Restate each entry word for word, leaving nothing out.

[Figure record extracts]
▼
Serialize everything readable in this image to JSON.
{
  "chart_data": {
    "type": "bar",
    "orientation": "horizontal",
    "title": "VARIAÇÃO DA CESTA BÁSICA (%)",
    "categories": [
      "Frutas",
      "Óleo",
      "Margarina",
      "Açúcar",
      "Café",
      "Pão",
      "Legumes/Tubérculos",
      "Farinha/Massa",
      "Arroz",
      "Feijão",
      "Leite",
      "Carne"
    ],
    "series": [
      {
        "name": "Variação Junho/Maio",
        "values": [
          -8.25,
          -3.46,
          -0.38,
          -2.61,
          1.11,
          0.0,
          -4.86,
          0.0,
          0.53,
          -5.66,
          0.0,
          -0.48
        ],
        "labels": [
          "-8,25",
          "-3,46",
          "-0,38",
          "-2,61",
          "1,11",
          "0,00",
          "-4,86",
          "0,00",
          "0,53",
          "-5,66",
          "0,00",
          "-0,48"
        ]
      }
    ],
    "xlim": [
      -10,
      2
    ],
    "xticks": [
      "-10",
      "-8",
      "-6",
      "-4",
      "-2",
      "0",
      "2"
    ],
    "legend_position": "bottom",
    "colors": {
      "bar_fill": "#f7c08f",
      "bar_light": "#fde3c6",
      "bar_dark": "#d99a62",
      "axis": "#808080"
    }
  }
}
▲
▶ Reply:
Serialize everything readable in this image to JSON.
{
  "chart_data": {
    "type": "bar",
    "orientation": "horizontal",
    "title": "VARIAÇÃO DA CESTA BÁSICA (%)",
    "categories": [
      "Frutas",
      "Óleo",
      "Margarina",
      "Açúcar",
      "Café",
      "Pão",
      "Legumes/Tubérculos",
      "Farinha/Massa",
      "Arroz",
      "Feijão",
      "Leite",
      "Carne"
    ],
    "series": [
      {
        "name": "Variação Junho/Maio",
        "values": [
          -8.25,
          -3.46,
          -0.38,
          -2.61,
          1.11,
          0.0,
          -4.86,
          0.0,
          0.53,
          -5.66,
          0.0,
          -0.48
        ],
        "labels": [
          "-8,25",
          "-3,46",
          "-0,38",
          "-2,61",
          "1,11",
          "0,00",
          "-4,86",
          "0,00",
          "0,53",
          "-5,66",
          "0,00",
          "-0,48"
        ]
      }
    ],
    "xlim": [
      -10,
      2
    ],
    "xticks": [
      "-10",
      "-8",
      "-6",
      "-4",
      "-2",
      "0",
      "2"
    ],
    "legend_position": "bottom",
    "colors": {
      "bar_fill": "#f7c08f",
      "bar_light": "#fde3c6",
      "bar_dark": "#d99a62",
      "axis": "#808080"
    }
  }
}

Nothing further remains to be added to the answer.